— begin —

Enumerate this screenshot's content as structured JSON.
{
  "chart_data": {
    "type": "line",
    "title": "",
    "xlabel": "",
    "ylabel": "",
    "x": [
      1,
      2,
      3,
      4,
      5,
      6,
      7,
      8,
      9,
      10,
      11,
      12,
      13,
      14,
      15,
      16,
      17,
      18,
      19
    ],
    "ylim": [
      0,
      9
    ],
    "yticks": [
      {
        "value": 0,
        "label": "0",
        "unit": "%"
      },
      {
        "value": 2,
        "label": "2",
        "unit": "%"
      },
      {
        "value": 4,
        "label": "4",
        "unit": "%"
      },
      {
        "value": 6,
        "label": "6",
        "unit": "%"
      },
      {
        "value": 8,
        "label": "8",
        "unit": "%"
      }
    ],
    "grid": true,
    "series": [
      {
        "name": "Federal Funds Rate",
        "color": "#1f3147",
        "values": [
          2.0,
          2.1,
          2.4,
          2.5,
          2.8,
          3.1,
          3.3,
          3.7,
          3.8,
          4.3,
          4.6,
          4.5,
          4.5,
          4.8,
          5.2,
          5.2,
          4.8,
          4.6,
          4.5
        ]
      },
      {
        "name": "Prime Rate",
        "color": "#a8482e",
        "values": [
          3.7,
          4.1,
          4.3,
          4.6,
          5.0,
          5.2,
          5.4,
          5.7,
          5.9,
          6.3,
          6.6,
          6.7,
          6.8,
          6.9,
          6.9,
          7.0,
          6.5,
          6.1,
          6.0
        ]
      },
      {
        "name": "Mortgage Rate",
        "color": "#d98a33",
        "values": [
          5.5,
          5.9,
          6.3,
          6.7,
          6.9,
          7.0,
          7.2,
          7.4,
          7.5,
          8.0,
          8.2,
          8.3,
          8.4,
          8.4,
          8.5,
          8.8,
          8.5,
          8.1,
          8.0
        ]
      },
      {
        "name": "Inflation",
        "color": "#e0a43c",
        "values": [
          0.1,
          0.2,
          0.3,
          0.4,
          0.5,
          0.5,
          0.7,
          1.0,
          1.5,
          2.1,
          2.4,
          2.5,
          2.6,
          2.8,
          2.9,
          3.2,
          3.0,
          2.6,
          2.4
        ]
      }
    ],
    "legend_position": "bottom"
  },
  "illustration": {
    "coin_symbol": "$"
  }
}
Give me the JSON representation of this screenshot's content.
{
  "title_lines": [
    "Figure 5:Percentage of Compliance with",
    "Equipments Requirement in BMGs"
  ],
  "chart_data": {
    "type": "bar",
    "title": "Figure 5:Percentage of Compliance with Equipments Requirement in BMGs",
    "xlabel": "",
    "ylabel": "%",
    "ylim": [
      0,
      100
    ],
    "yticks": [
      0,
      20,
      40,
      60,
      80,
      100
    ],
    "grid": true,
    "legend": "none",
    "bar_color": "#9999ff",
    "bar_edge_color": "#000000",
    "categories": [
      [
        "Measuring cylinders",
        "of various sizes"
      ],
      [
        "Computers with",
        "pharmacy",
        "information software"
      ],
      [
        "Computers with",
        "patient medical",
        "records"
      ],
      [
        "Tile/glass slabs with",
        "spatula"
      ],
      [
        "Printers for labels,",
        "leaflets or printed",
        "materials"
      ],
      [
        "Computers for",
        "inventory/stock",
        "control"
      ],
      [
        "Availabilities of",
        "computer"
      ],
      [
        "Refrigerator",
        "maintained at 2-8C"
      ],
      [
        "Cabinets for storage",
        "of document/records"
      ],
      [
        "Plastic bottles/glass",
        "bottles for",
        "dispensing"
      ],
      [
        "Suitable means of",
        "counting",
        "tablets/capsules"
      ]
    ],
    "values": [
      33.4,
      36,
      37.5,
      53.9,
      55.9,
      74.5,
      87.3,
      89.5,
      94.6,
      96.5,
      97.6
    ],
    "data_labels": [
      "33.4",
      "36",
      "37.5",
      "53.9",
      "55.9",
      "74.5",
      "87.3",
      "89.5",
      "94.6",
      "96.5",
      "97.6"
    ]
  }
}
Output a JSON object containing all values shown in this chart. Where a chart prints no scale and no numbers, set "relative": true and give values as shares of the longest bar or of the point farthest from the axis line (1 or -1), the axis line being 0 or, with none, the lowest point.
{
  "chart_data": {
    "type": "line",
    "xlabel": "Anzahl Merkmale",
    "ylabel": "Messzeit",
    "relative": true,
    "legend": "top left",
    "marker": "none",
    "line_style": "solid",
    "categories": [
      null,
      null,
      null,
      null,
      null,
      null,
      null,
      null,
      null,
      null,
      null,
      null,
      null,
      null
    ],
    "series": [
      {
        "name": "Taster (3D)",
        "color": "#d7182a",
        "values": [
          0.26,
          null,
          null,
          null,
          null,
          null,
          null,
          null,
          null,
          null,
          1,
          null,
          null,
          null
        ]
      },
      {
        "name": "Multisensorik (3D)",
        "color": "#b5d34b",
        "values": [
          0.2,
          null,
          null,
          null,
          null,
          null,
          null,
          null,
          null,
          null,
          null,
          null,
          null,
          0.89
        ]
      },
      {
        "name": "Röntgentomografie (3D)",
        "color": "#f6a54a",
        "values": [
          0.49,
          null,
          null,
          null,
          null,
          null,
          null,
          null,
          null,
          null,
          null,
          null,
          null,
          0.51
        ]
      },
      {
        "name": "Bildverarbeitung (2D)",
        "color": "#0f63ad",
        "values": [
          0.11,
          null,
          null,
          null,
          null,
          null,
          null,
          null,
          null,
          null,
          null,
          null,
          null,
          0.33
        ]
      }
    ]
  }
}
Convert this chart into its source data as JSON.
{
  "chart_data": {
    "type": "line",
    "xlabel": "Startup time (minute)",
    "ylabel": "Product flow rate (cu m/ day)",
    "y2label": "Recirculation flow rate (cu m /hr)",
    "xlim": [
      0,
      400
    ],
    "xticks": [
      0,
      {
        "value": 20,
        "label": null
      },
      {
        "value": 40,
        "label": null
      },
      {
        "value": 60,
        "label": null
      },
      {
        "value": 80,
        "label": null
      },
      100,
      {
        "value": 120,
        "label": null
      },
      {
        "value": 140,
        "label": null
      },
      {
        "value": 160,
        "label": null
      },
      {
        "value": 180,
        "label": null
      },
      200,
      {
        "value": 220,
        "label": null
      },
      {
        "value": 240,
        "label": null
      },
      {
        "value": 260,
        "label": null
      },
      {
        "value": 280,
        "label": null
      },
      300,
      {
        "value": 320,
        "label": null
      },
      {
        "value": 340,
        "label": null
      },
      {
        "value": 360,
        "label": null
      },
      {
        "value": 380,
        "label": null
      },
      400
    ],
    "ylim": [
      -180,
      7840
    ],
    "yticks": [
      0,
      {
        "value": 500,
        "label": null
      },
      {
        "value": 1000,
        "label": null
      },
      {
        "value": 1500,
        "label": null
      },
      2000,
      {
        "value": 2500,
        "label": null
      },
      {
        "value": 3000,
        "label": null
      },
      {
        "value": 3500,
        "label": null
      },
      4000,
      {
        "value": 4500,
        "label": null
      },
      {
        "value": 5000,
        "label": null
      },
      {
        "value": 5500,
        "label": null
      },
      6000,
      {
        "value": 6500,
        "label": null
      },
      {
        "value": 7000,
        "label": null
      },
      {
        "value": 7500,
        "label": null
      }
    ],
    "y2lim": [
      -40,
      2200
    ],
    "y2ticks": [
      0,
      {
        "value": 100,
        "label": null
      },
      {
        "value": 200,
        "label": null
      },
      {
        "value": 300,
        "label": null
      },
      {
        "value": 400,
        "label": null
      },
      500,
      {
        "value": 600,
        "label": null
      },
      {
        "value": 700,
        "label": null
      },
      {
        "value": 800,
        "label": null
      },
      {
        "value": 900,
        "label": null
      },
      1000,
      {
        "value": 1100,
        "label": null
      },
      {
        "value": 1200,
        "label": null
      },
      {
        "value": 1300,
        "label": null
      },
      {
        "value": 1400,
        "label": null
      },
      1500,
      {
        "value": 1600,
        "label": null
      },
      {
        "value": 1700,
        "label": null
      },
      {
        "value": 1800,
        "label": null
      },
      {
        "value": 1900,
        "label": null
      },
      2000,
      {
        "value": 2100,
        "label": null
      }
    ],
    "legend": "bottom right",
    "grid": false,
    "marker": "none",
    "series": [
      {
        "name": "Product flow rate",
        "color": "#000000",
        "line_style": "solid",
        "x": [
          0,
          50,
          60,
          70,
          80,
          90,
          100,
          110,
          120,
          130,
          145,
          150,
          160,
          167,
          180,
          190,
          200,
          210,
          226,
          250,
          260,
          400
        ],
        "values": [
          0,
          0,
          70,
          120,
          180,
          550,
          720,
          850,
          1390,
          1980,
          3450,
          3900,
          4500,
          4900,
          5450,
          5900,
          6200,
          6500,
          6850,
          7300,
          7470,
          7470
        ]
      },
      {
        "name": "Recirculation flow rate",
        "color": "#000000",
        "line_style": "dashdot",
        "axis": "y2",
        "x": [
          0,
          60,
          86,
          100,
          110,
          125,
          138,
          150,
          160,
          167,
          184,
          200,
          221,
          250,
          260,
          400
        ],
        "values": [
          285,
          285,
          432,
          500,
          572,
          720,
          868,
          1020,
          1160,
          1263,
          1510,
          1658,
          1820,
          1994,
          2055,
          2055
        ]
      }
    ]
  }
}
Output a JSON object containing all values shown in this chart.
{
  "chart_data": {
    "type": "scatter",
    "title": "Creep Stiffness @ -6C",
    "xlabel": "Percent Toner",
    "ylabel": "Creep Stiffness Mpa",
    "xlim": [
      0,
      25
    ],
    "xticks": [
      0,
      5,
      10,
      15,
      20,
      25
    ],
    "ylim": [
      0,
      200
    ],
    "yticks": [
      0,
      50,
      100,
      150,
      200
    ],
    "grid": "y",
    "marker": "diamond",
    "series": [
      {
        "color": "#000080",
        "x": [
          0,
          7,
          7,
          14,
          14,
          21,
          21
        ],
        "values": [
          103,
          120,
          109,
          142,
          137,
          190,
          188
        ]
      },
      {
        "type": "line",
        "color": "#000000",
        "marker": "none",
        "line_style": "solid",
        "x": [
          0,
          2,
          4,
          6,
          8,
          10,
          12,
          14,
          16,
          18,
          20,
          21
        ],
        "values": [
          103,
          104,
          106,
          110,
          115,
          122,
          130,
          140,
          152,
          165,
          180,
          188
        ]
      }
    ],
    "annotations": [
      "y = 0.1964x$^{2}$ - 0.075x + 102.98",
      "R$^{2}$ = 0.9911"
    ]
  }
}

— end —

== PROBLEM ==
Find every line that holds "axis" and copy it.

== SOLUTION FOR THIS TASK ==
Output a JSON object containing all values shown in this chart. Where a chart prints no scale and no numbers, set "relative": true and give values as shares of the longest bar or of the point farthest from the axis line (1 or -1), the axis line being 0 or, with none, the lowest point.
        "axis": "y2",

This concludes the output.